- DESCRIPTION OF THE TASK -
Print the entries below verbatim from their first line through the line containing "344, 431, 376]", including that line, and print nothing after it.

— Begin DATA TO PROCESS —

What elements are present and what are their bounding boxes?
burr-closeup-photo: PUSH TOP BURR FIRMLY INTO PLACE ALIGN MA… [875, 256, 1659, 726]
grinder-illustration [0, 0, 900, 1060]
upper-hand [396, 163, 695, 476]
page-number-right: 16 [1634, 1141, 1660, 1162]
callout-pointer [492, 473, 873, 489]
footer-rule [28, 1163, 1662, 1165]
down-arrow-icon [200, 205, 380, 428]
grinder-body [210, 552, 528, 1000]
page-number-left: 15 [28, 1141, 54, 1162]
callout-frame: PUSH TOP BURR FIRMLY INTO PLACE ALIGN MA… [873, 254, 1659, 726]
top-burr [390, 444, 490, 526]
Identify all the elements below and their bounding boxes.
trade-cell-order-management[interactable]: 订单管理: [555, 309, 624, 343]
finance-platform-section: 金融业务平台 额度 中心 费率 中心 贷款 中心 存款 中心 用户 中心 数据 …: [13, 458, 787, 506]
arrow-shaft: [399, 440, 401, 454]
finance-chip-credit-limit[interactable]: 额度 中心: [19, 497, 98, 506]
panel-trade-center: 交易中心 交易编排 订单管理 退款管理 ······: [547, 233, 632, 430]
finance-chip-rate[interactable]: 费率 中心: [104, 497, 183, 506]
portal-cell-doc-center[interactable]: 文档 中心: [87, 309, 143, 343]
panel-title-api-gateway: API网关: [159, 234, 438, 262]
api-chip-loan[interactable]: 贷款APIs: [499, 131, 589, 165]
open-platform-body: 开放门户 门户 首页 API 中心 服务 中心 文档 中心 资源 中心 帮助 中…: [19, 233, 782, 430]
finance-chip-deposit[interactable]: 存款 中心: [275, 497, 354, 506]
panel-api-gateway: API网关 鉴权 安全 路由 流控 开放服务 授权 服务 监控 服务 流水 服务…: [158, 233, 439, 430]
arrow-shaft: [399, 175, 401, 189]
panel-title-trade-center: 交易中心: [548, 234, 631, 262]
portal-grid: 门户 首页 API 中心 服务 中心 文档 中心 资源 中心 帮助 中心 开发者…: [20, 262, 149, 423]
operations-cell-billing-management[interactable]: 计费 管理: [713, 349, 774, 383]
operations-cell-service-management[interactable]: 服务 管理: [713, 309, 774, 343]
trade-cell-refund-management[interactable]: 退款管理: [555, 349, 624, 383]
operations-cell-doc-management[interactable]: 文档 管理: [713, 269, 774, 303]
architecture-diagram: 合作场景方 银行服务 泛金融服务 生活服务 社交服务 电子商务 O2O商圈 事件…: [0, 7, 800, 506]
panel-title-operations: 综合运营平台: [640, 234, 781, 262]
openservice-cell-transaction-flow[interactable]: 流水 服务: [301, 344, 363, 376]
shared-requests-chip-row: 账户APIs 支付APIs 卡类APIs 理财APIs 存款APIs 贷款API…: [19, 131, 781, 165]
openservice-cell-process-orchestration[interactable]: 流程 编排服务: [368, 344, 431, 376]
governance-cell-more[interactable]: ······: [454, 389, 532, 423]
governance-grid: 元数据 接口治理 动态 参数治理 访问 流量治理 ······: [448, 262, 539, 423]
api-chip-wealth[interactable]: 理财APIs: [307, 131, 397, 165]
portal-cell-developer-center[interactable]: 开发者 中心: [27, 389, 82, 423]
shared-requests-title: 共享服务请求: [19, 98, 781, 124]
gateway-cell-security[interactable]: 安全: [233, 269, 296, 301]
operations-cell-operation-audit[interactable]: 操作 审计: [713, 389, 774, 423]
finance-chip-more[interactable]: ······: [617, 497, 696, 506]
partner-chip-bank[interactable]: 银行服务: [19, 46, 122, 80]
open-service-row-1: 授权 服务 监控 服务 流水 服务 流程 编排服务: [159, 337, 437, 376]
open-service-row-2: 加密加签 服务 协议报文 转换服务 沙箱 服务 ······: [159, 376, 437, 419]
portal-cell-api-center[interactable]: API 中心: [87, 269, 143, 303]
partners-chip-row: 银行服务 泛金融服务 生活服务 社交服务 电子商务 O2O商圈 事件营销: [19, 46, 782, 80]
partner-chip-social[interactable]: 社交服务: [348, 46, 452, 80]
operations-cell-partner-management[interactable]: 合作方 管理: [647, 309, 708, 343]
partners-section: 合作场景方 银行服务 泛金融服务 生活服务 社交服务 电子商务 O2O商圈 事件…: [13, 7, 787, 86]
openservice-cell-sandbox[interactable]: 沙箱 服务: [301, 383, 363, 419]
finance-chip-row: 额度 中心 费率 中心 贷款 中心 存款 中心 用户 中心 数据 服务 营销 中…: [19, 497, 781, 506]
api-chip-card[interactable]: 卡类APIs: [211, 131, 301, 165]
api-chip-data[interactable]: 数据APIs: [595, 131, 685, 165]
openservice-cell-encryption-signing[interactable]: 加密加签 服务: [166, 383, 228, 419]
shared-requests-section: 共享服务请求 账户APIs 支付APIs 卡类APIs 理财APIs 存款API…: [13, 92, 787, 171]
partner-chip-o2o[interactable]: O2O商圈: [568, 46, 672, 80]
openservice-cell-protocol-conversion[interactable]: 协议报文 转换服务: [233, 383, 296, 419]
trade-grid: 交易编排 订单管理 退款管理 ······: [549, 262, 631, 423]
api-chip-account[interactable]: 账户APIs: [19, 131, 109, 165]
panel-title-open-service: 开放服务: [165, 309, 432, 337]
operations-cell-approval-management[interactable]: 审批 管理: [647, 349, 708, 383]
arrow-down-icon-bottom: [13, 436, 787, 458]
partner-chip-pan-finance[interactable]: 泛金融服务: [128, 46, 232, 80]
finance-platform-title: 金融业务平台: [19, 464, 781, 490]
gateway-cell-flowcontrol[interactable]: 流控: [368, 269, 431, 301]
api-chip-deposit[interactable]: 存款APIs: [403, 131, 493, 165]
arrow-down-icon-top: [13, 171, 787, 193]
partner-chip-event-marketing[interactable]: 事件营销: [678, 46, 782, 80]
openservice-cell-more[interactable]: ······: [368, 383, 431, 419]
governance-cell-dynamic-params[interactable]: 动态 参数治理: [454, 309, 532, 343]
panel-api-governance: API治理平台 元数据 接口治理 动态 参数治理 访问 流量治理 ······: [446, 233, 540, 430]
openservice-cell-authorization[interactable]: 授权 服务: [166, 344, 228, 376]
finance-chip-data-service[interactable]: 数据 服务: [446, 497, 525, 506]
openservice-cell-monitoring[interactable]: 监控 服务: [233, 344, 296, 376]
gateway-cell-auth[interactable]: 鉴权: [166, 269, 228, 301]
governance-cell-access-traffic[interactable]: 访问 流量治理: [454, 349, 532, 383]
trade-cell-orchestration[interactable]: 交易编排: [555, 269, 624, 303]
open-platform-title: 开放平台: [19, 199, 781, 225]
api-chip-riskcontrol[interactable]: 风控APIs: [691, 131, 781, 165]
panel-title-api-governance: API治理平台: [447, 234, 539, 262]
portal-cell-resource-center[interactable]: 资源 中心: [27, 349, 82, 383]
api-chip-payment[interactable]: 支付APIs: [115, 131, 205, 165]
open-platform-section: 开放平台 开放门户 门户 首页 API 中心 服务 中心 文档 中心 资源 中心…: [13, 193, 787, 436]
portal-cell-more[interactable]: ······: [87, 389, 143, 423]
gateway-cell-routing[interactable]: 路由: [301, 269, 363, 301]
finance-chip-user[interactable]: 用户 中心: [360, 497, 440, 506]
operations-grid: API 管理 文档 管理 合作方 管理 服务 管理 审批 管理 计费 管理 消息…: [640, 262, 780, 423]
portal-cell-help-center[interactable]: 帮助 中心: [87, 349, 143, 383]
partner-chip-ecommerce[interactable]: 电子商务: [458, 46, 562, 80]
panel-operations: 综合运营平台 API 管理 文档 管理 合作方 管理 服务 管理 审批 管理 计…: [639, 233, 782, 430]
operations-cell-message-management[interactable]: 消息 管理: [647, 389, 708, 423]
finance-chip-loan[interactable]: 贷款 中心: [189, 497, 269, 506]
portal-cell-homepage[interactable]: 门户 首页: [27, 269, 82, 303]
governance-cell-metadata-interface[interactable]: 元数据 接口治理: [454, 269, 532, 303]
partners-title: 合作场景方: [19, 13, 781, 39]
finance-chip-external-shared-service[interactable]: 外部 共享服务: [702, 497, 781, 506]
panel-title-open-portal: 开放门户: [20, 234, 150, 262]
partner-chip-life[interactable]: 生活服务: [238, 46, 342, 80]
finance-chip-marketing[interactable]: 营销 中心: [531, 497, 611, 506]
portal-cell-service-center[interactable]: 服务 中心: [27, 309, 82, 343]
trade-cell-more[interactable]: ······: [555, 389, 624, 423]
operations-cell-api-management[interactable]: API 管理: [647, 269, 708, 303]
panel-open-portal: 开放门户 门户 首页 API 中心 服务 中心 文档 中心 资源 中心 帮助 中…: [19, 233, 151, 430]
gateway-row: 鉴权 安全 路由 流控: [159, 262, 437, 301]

— End DATA TO PROCESS —

- SOLUTION TO THE PROBLEM -
What elements are present and what are their bounding boxes?
burr-closeup-photo: PUSH TOP BURR FIRMLY INTO PLACE ALIGN MA… [875, 256, 1659, 726]
grinder-illustration [0, 0, 900, 1060]
upper-hand [396, 163, 695, 476]
page-number-right: 16 [1634, 1141, 1660, 1162]
callout-pointer [492, 473, 873, 489]
footer-rule [28, 1163, 1662, 1165]
down-arrow-icon [200, 205, 380, 428]
grinder-body [210, 552, 528, 1000]
page-number-left: 15 [28, 1141, 54, 1162]
callout-frame: PUSH TOP BURR FIRMLY INTO PLACE ALIGN MA… [873, 254, 1659, 726]
top-burr [390, 444, 490, 526]
Identify all the elements below and their bounding boxes.
trade-cell-order-management[interactable]: 订单管理: [555, 309, 624, 343]
finance-platform-section: 金融业务平台 额度 中心 费率 中心 贷款 中心 存款 中心 用户 中心 数据 …: [13, 458, 787, 506]
arrow-shaft: [399, 440, 401, 454]
finance-chip-credit-limit[interactable]: 额度 中心: [19, 497, 98, 506]
panel-trade-center: 交易中心 交易编排 订单管理 退款管理 ······: [547, 233, 632, 430]
finance-chip-rate[interactable]: 费率 中心: [104, 497, 183, 506]
portal-cell-doc-center[interactable]: 文档 中心: [87, 309, 143, 343]
panel-title-api-gateway: API网关: [159, 234, 438, 262]
api-chip-loan[interactable]: 贷款APIs: [499, 131, 589, 165]
open-platform-body: 开放门户 门户 首页 API 中心 服务 中心 文档 中心 资源 中心 帮助 中…: [19, 233, 782, 430]
finance-chip-deposit[interactable]: 存款 中心: [275, 497, 354, 506]
panel-api-gateway: API网关 鉴权 安全 路由 流控 开放服务 授权 服务 监控 服务 流水 服务…: [158, 233, 439, 430]
arrow-shaft: [399, 175, 401, 189]
panel-title-trade-center: 交易中心: [548, 234, 631, 262]
portal-grid: 门户 首页 API 中心 服务 中心 文档 中心 资源 中心 帮助 中心 开发者…: [20, 262, 149, 423]
operations-cell-billing-management[interactable]: 计费 管理: [713, 349, 774, 383]
operations-cell-service-management[interactable]: 服务 管理: [713, 309, 774, 343]
trade-cell-refund-management[interactable]: 退款管理: [555, 349, 624, 383]
operations-cell-doc-management[interactable]: 文档 管理: [713, 269, 774, 303]
architecture-diagram: 合作场景方 银行服务 泛金融服务 生活服务 社交服务 电子商务 O2O商圈 事件…: [0, 7, 800, 506]
panel-title-operations: 综合运营平台: [640, 234, 781, 262]
openservice-cell-transaction-flow[interactable]: 流水 服务: [301, 344, 363, 376]
shared-requests-chip-row: 账户APIs 支付APIs 卡类APIs 理财APIs 存款APIs 贷款API…: [19, 131, 781, 165]
openservice-cell-process-orchestration[interactable]: 流程 编排服务: [368, 344, 431, 376]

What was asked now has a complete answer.